What to do –
Which lines contain the word "الانتقاء"? Return each of them as written.

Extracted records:
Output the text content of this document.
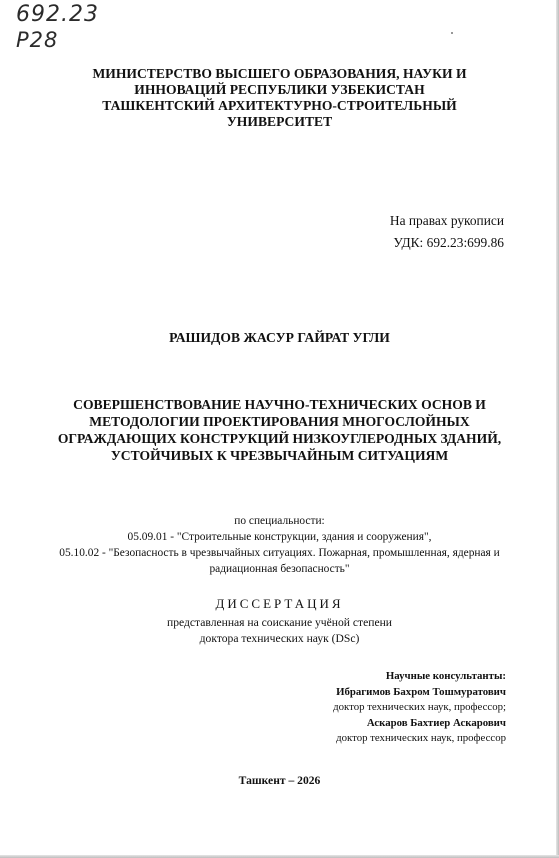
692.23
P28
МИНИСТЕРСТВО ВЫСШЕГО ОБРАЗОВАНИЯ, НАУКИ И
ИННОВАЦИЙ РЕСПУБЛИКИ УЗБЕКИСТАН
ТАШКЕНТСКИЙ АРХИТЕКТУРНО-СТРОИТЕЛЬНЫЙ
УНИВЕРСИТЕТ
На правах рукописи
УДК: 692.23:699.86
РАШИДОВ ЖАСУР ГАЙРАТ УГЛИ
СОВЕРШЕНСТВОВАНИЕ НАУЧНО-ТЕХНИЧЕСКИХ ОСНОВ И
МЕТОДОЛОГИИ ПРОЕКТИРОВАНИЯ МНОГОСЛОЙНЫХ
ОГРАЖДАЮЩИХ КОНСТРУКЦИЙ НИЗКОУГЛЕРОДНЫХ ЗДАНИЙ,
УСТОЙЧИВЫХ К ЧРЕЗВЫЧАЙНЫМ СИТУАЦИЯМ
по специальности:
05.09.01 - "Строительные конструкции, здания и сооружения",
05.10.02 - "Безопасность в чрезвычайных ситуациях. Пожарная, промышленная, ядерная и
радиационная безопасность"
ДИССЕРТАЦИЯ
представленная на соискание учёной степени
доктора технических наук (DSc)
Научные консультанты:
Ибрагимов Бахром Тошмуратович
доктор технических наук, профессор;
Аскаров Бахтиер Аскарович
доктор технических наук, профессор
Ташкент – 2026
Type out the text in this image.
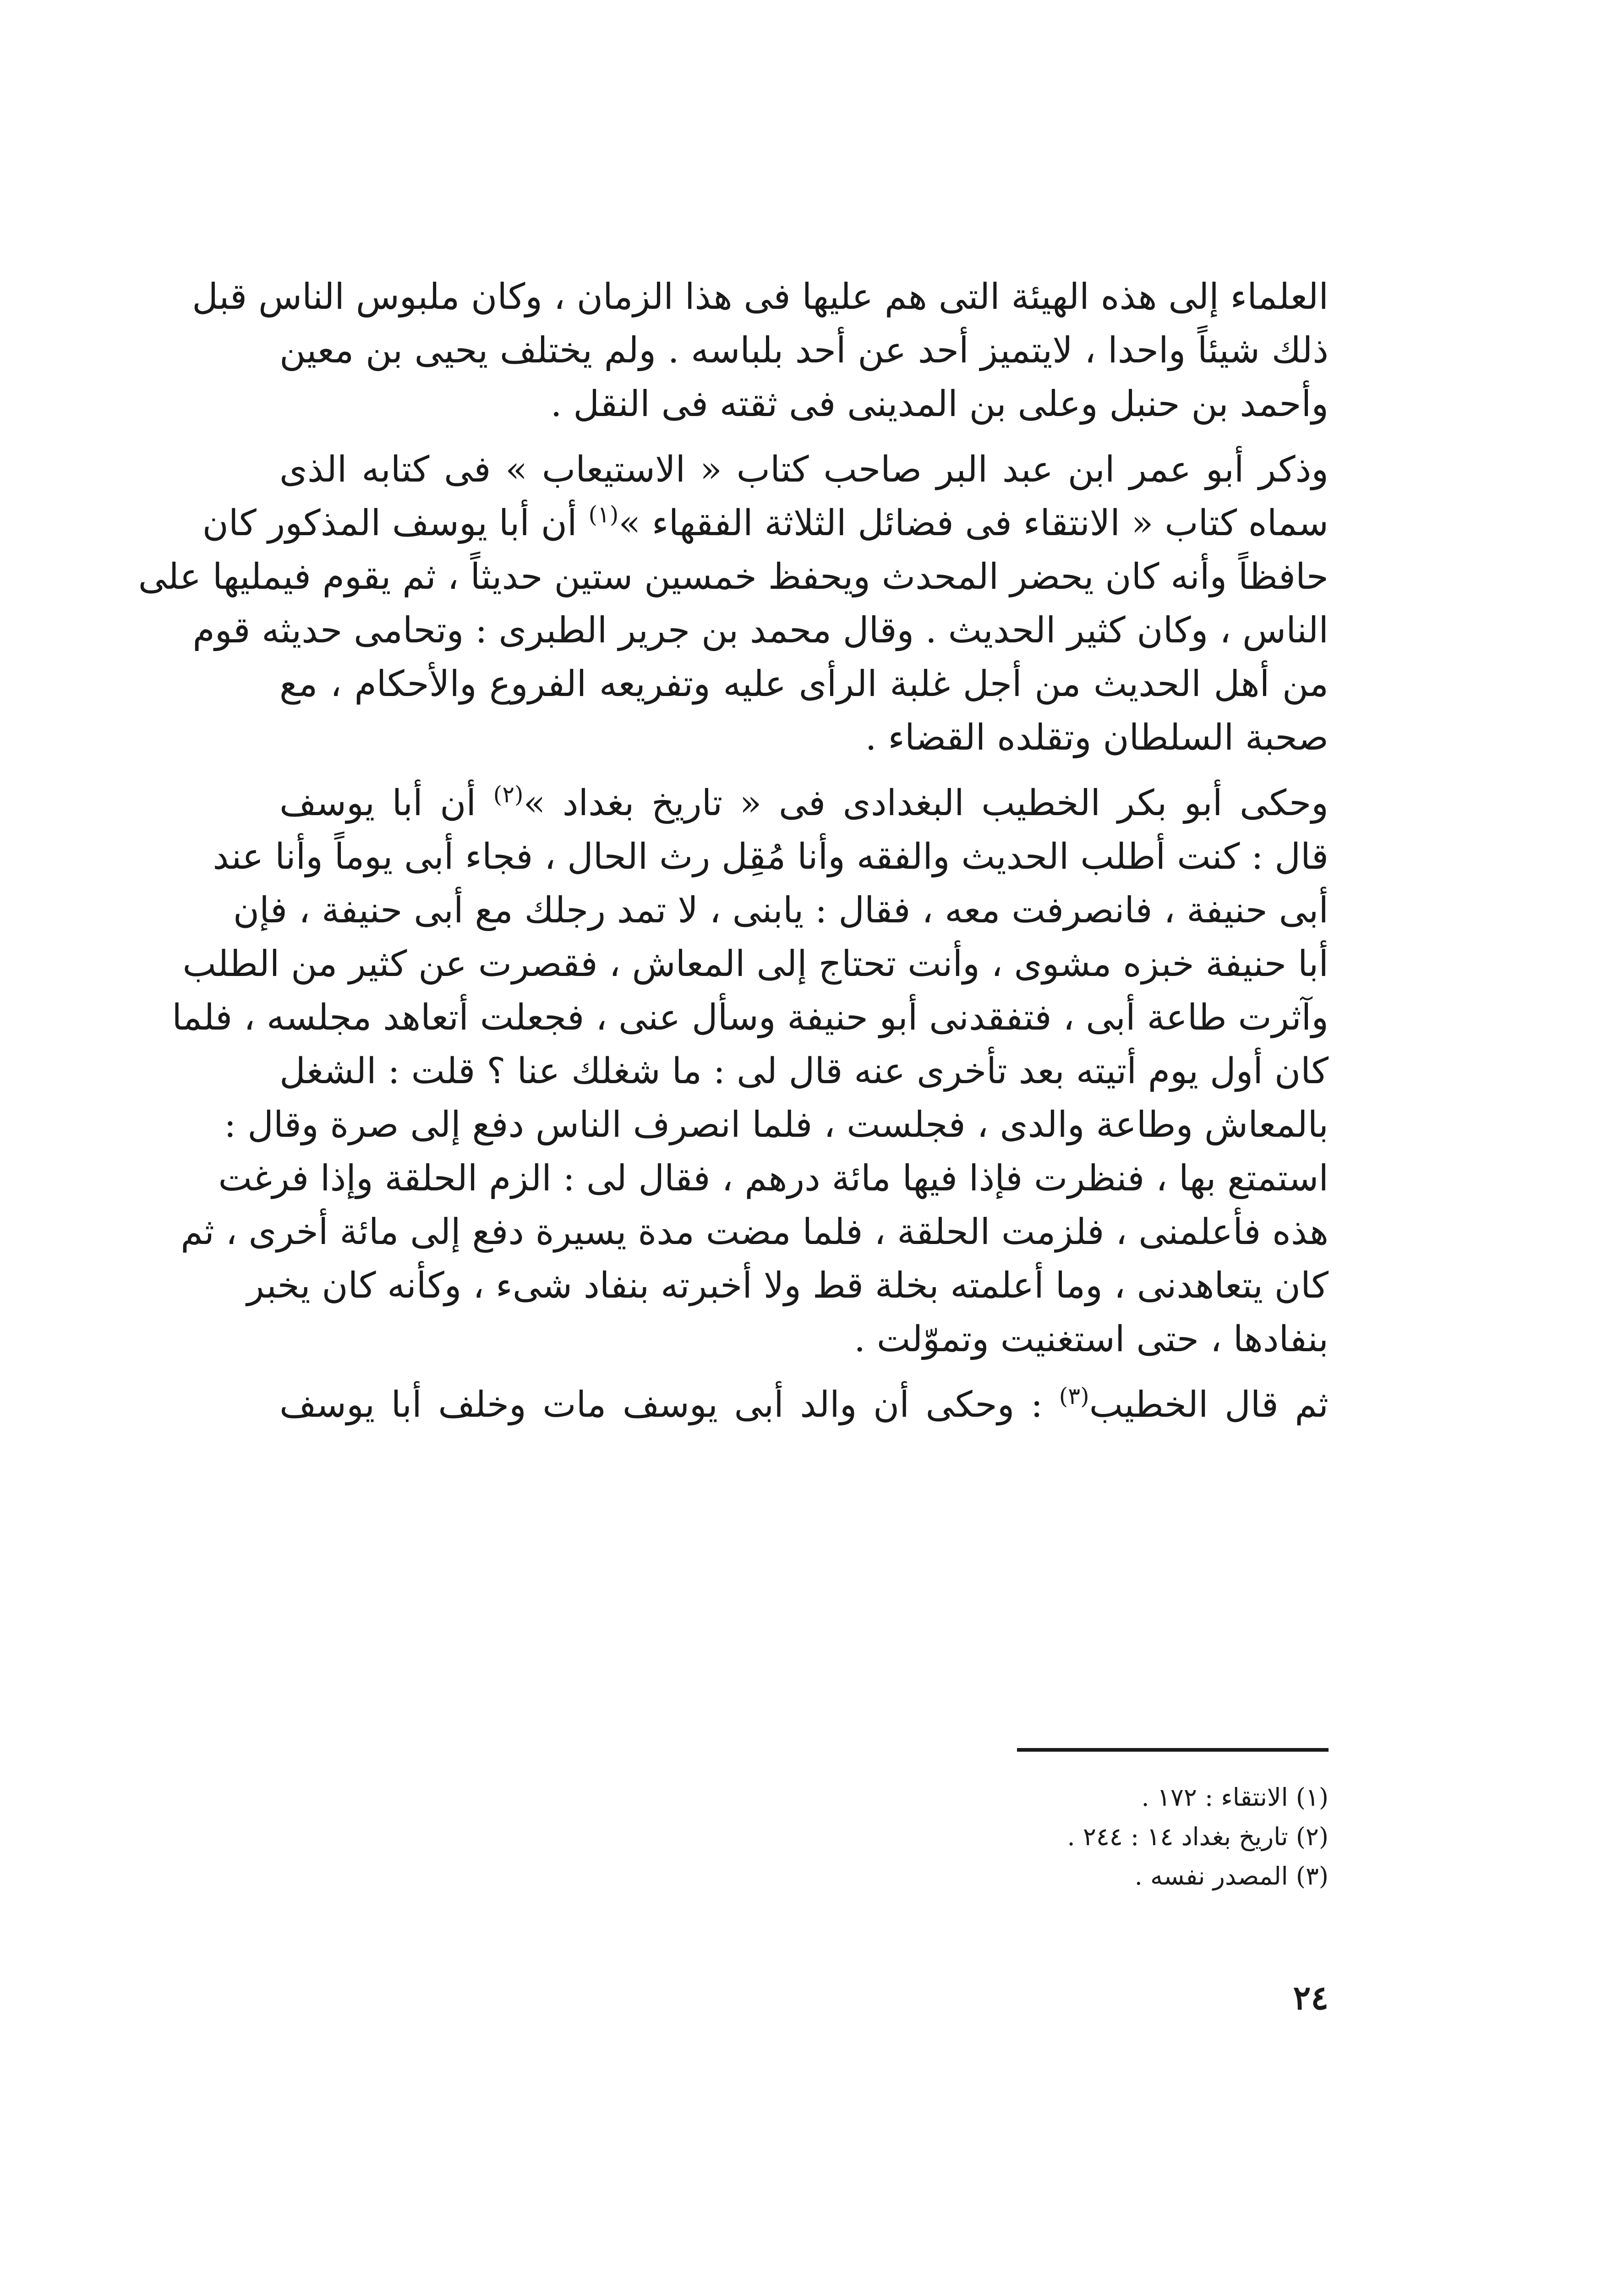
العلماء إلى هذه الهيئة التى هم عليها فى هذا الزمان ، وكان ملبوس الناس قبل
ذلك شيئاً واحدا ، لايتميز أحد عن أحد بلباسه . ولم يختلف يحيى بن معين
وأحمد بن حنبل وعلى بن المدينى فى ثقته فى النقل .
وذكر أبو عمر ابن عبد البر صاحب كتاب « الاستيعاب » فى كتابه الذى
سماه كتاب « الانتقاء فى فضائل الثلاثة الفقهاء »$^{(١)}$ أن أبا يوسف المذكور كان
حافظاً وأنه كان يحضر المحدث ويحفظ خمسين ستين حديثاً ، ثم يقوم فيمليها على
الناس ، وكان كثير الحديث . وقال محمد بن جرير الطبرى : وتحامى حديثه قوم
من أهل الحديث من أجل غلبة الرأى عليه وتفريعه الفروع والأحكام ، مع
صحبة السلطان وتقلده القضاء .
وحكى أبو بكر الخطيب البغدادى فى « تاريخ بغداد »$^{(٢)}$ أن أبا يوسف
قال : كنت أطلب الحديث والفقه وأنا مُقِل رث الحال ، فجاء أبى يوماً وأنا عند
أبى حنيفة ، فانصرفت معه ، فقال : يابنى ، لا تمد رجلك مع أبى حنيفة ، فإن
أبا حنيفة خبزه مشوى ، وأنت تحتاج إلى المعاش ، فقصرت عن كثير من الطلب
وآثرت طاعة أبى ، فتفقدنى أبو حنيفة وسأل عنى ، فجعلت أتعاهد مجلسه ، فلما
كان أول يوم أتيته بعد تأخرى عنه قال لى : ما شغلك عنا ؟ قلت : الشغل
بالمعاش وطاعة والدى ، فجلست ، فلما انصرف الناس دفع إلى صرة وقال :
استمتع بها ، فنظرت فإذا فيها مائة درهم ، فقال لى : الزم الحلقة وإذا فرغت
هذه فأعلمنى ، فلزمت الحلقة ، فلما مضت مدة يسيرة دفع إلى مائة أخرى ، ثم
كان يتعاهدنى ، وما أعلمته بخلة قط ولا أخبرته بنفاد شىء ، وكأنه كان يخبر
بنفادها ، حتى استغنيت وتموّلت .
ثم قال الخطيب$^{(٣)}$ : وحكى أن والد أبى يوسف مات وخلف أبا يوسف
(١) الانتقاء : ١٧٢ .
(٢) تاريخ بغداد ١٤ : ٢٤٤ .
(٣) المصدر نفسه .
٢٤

Finished task –
سماه كتاب « الانتقاء فى فضائل الثلاثة الفقهاء »$^{(١)}$ أن أبا يوسف المذكور كان
(١) الانتقاء : ١٧٢ .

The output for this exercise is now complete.